PAGE EXCERPT
============

High Tolerance for Ambiguity

We all want certainty. We want our plans to meet our expectations. We want our team to perform according to schedule. We want our suppliers and our customers to do exactly as we want. And then we wake up and realize we're dreaming!

The advent of continuous communication, via the net, forever changed the notion of certainty. The market disruption that has become the norm requires us to always be facing a foggy future. So, how do you develop a "high tolerance for ambiguity"?

First, admit the obvious - everything is changing constantly. Let yourself off the hook that there is something wrong with your management if things aren't perfect. Second, learn how to move quickly from side-to-side. If one task is late, then how can you move over and tackle another one? If someone else makes a big mistake how can you take immediate small steps to recover?

Third, find a way to use your skills, and that of your team, to help others handle their ambiguity. You can be a sounding board, you can help brainstorm solutions, and you can help redeploy resources to keep their schedule on track. When all around you people are bailing water as fast as they can, you want to be the guy selling bigger buckets!

Be encouraged,


Posted on February 4, 2015 .

Be a Better Manager

Francis Bacon, one of the greatest thinkers in history, wrote these insightful words, "Old wood is best to burn, old wine best to drink, old friends best to trust and old authors best to read."

How can you claim to be a competent manager and not be continuously reading something by Peter Drucker?

Drucker is gone now but his influence grows. He was the father of modern management and the first genuine leadership mentor in the western world.

Google him. Click on anything he has written. Read it. You will be a better manager in days and a better person immediately.

Be encouraged,

Posted on January 22, 2015 .

Which Manager Are You?

When was the last time you had an honest talk with your boss? A talk where you shared a well thought out projection on where your team was headed and what it would take to get there?

============

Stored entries
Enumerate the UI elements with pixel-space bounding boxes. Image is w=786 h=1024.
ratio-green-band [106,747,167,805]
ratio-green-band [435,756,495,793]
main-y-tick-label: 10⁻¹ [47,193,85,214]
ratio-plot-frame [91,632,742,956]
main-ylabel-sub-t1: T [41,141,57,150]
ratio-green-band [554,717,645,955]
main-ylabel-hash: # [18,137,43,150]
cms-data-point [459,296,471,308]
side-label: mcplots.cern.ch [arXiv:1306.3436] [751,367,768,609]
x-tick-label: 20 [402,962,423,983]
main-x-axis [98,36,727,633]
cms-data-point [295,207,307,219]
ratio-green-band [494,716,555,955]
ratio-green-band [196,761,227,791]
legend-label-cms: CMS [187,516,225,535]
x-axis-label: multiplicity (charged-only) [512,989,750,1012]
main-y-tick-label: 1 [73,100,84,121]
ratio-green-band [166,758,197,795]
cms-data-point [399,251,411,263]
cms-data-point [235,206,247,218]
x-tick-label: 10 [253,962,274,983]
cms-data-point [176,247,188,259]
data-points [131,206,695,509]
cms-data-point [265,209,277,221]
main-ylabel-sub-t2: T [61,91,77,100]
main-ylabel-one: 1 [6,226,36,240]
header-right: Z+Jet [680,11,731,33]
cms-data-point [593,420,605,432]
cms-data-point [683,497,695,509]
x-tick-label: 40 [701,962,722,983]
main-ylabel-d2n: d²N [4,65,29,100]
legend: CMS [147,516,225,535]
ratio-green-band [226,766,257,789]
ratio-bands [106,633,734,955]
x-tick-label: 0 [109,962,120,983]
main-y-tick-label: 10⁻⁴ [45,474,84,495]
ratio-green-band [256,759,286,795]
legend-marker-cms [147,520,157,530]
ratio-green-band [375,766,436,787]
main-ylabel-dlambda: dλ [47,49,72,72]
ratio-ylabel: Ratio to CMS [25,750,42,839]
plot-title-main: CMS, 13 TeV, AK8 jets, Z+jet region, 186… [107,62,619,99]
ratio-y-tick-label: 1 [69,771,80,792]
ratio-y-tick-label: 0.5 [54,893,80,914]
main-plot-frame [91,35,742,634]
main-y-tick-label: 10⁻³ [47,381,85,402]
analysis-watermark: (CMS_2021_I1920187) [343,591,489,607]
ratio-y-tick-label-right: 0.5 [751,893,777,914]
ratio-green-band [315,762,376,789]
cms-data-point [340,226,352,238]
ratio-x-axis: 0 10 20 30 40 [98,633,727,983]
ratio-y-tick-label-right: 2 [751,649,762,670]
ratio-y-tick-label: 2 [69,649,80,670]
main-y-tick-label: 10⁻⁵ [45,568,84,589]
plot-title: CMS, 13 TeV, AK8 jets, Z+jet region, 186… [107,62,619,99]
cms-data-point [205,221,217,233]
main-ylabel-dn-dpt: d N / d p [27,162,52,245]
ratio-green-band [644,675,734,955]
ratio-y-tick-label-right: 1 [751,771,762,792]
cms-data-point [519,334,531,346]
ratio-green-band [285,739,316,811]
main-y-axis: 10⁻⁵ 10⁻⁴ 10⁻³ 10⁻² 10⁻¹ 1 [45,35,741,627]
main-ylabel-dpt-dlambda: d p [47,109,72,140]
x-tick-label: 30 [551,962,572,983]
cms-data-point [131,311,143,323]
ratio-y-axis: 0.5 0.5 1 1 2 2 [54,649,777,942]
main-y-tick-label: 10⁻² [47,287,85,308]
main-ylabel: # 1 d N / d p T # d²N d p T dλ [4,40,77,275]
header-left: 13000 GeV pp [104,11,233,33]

============

INSTRUCTION 1
Based on the management blog posts, why must managers now always face a foggy future? Answer in one to three sentences.
INSTRUCTION 2
Using the management blog posts, list each "old" thing in the Francis Bacon quotation along with what the quotation says it is best for.
You don't need the stored entries for this.

TASK OUTPUT 1
Continuous communication via the net has forever changed the notion of certainty. Market disruption has also become the norm, and that requires us to always face a foggy future.

TASK OUTPUT 2
- Old wood: best to burn
- Old wine: best to drink
- Old friends: best to trust
- Old authors: best to read